====== Фрагмент текста

25 августа 2007

Генри Миллер, "Плексус".

<...>
 Когда человек, с его жалких чувством относительности, смотрит в телескоп и восхищается неизмеримостью творения, он тем самым признаётся, что он преуспел в сведении безграничного к ограниченному. Он как бы приобретает оптическую лицензию на беспредельное величие непостижимого для него творения. Что может иметь для него значение, если он укладывает в фокус своего микроскопического телескопа тысячи вселенных? Процесс увеличения лишь обостряет чувство миниатюрности. Но человек чувствует — или притворяется, что чувствует, — себя уютнее в своей маленькой вселенной, когда он открыл, что лежит на её пределами. Мысль, что его вселенная может быть не больше, чем крошечная кровяная корпускула, вводит его в состояние транса, убаюкивает муку отчаяния. Но использование искусственного ока, не важно, до каких чудовищных размеров оно ни было бы доведено, радости ему не приносит. Чем большее пространство охватывает он своим взглядом, тем страшнее ему становится. Он понимает, хотя отказывается верить, что при помощи своего ока ему никогда не проникнуть — и тем более никогда не стать соучастником — тайны творения. Смутно и неясно, но он осознаёт: чтобы вернуться в таинственный мир, из которого он появился, нужны другие глаза.
 Мир своей истинной сущности человек может увидеть лишь ангелическим оком.
 С этими миниатюрными царствами, где всё скрыто в глубине, всё немо, всё преображено, можно нередко встретиться в книгах. Некоторые страницы Гамсуна обладают не меньшей гармонической силой очарования, чем прогулка вдоль моего излюбленного канала. На короткий миг испытываешь тот же род головокружения, что и вагоновожатый, покидающий своё место в трамвае, когда тот валится под откос. Вслед за этим — одно сладострастие. Сдайтесь снова! Сдайтесь на милость чарам, сделавшим лишним даже автора. И тотчас же ритм вашего времени замедлится. И вы замрёте, впитывая в себя словесные построения, которые задышат, как живые дома. И кто-то, кого вы никогда не встречали и никогда не встретите, появится из ничего и овладеет вашими помыслами и чувствами. Может быть, даже такой ничтожный персонаж, как Софи. Или для вас может стать неимоверно важным тот самый вопрос покупки больших белых гусиных яиц. Пропитанные космическими флюидами события и положения ни вам, ни автору не подвластны. Диалог в книге может быть чистой чепухой и в то же время, в подтексте, — астральным. Автор даёт ясно понять: его здесь нет! И ты остаёшься один на один с соперником, наверное ангелом. А он оживит сцену, замедлит мгновения и будет повторять это снова и снова, пока у тебя не создастся чувство реальности, близкое к галлюцинаторному. Вот небольшая улочка — может быть, не длиннее квартала. Вот маленькие садики, за которыми ухаживают тролли. Постоянный солнечный свет. И запоминающаяся музыка, приглушённая, сливающаяся с гудением насекомых и шуршанием шелестящей листвы. Радость, радость, радость. Интимность цветов, птиц, камней, хранящих память о магических днях прошлого.
<...>

Генри Миллер, "Плексус".

============
====== Исходные данные

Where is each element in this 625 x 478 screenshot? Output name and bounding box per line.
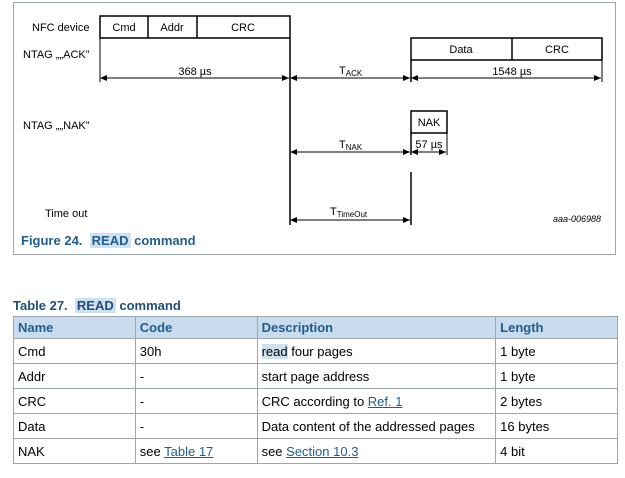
response-frame [410, 37, 603, 61]
table-row: Data - Data content of the addressed pag… [13, 413, 618, 439]
nfc-device-label: NFC device [32, 22, 89, 34]
addr-field: Addr [160, 22, 184, 34]
timeout-label: Time out [45, 208, 87, 220]
tack-label: TACK [339, 65, 363, 78]
table-row: CRC - CRC according to Ref. 1 2 bytes [13, 388, 618, 414]
read-command-table: Name Code Description Length Cmd 30h rea… [13, 316, 618, 464]
table-row: Addr - start page address 1 byte [13, 363, 618, 389]
table-17-link[interactable]: Table 17 [164, 444, 213, 459]
header-code: Code [134, 316, 258, 339]
ntag-ack-label: NTAG „„ACK” [23, 49, 90, 61]
data-field: Data [449, 44, 473, 56]
table-header-row: Name Code Description Length [13, 316, 618, 339]
crc-field: CRC [231, 22, 255, 34]
header-length: Length [495, 316, 618, 339]
table-row: NAK see Table 17 see Section 10.3 4 bit [13, 438, 618, 464]
table-row: Cmd 30h read four pages 1 byte [13, 338, 618, 364]
header-name: Name [13, 316, 136, 339]
cmd-field: Cmd [112, 22, 135, 34]
header-description: Description [256, 316, 497, 339]
read-timing-diagram: NFC device NTAG „„ACK” NTAG „„NAK” Time … [23, 15, 603, 225]
duration-1548us: 1548 µs [492, 66, 532, 78]
duration-57us: 57 µs [415, 139, 443, 151]
duration-368us: 368 µs [178, 66, 212, 78]
table-title-highlight: READ [74, 298, 116, 313]
ttimeout-label: TTimeOut [330, 206, 368, 219]
figure-caption: Figure 24. READ command [21, 233, 196, 248]
table-title: Table 27. READ command [13, 298, 181, 313]
tnak-label: TNAK [339, 139, 363, 152]
read-highlight: read [261, 343, 288, 359]
figure-code: aaa-006988 [553, 214, 601, 224]
response-crc-field: CRC [545, 44, 569, 56]
nak-field: NAK [418, 117, 441, 129]
ref-1-link[interactable]: Ref. 1 [368, 394, 403, 409]
caption-highlight: READ [89, 233, 131, 248]
section-10-3-link[interactable]: Section 10.3 [286, 444, 358, 459]
ntag-nak-label: NTAG „„NAK” [23, 120, 90, 132]
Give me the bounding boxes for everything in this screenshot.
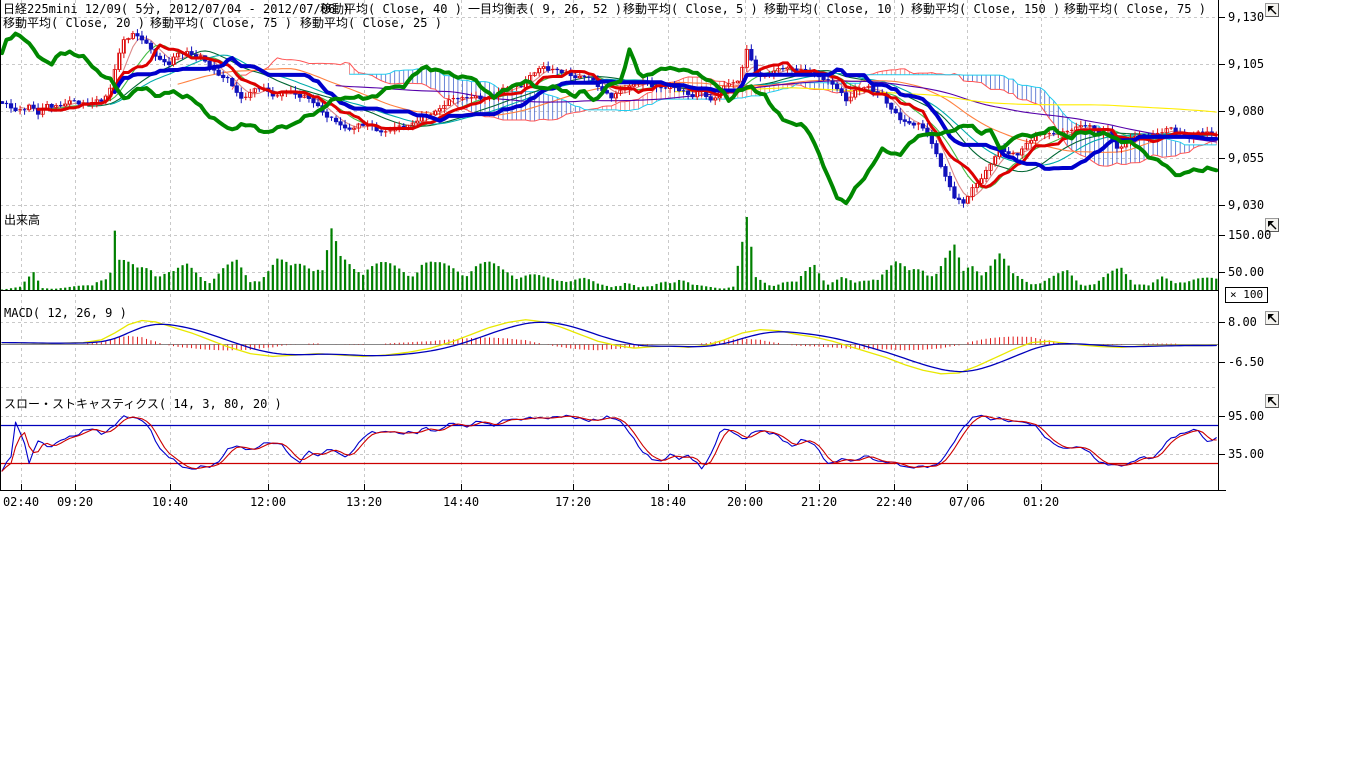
macd-panel-restore-button[interactable]: [1265, 311, 1279, 325]
chart-application-window: 日経225mini 12/09( 5分, 2012/07/04 - 2012/0…: [0, 0, 1366, 768]
y-axis-label-macd: 8.00: [1228, 316, 1257, 329]
diagonal-arrow-up-left-icon: [1267, 313, 1278, 324]
legend-item: 日経225mini 12/09( 5分, 2012/07/04 - 2012/0…: [3, 2, 350, 16]
x-axis-label: 02:40: [3, 496, 39, 509]
legend-item: 移動平均( Close, 150 ): [911, 2, 1060, 16]
x-axis-label: 10:40: [152, 496, 188, 509]
x-axis-label: 01:20: [1023, 496, 1059, 509]
y-axis-label-main: 9,055: [1228, 152, 1264, 165]
legend-item: 移動平均( Close, 10 ): [764, 2, 906, 16]
y-axis-label-macd: -6.50: [1228, 356, 1264, 369]
diagonal-arrow-up-left-icon: [1267, 5, 1278, 16]
x-axis-label: 07/06: [949, 496, 985, 509]
legend-item: 移動平均( Close, 75 ): [150, 16, 292, 30]
y-axis-label-volume: 150.00: [1228, 229, 1271, 242]
x-axis-label: 21:20: [801, 496, 837, 509]
legend-item: 移動平均( Close, 75 ): [1064, 2, 1206, 16]
legend-item: 一目均衡表( 9, 26, 52 ): [468, 2, 622, 16]
legend-item: 移動平均( Close, 5 ): [623, 2, 758, 16]
x-axis-label: 17:20: [555, 496, 591, 509]
y-axis-label-volume: 50.00: [1228, 266, 1264, 279]
y-axis-label-main: 9,105: [1228, 58, 1264, 71]
stochastics-panel-label: スロー・ストキャスティクス( 14, 3, 80, 20 ): [4, 397, 282, 411]
y-axis-label-main: 9,130: [1228, 11, 1264, 24]
chart-canvas: [0, 0, 1366, 520]
legend-item: 移動平均( Close, 20 ): [3, 16, 145, 30]
main-panel-restore-button[interactable]: [1265, 3, 1279, 17]
macd-panel-label: MACD( 12, 26, 9 ): [4, 306, 127, 320]
x-axis-label: 18:40: [650, 496, 686, 509]
x-axis-label: 14:40: [443, 496, 479, 509]
x-axis-label: 22:40: [876, 496, 912, 509]
x-axis-label: 12:00: [250, 496, 286, 509]
y-axis-label-stoch: 95.00: [1228, 410, 1264, 423]
diagonal-arrow-up-left-icon: [1267, 396, 1278, 407]
y-axis-label-stoch: 35.00: [1228, 448, 1264, 461]
y-axis-label-main: 9,080: [1228, 105, 1264, 118]
volume-panel-label: 出来高: [4, 213, 40, 227]
y-axis-label-main: 9,030: [1228, 199, 1264, 212]
x-axis-label: 13:20: [346, 496, 382, 509]
legend-item: 移動平均( Close, 40 ): [320, 2, 462, 16]
stochastics-panel-restore-button[interactable]: [1265, 394, 1279, 408]
legend-item: 移動平均( Close, 25 ): [300, 16, 442, 30]
volume-multiplier-badge: × 100: [1225, 287, 1268, 303]
x-axis-label: 09:20: [57, 496, 93, 509]
x-axis-label: 20:00: [727, 496, 763, 509]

============

» **Условие задачи**
Каким оком, согласно фрагменту текста, человек может увидеть мир своей истинной сущности?

» **Правильный ответ**
Ангелическим оком.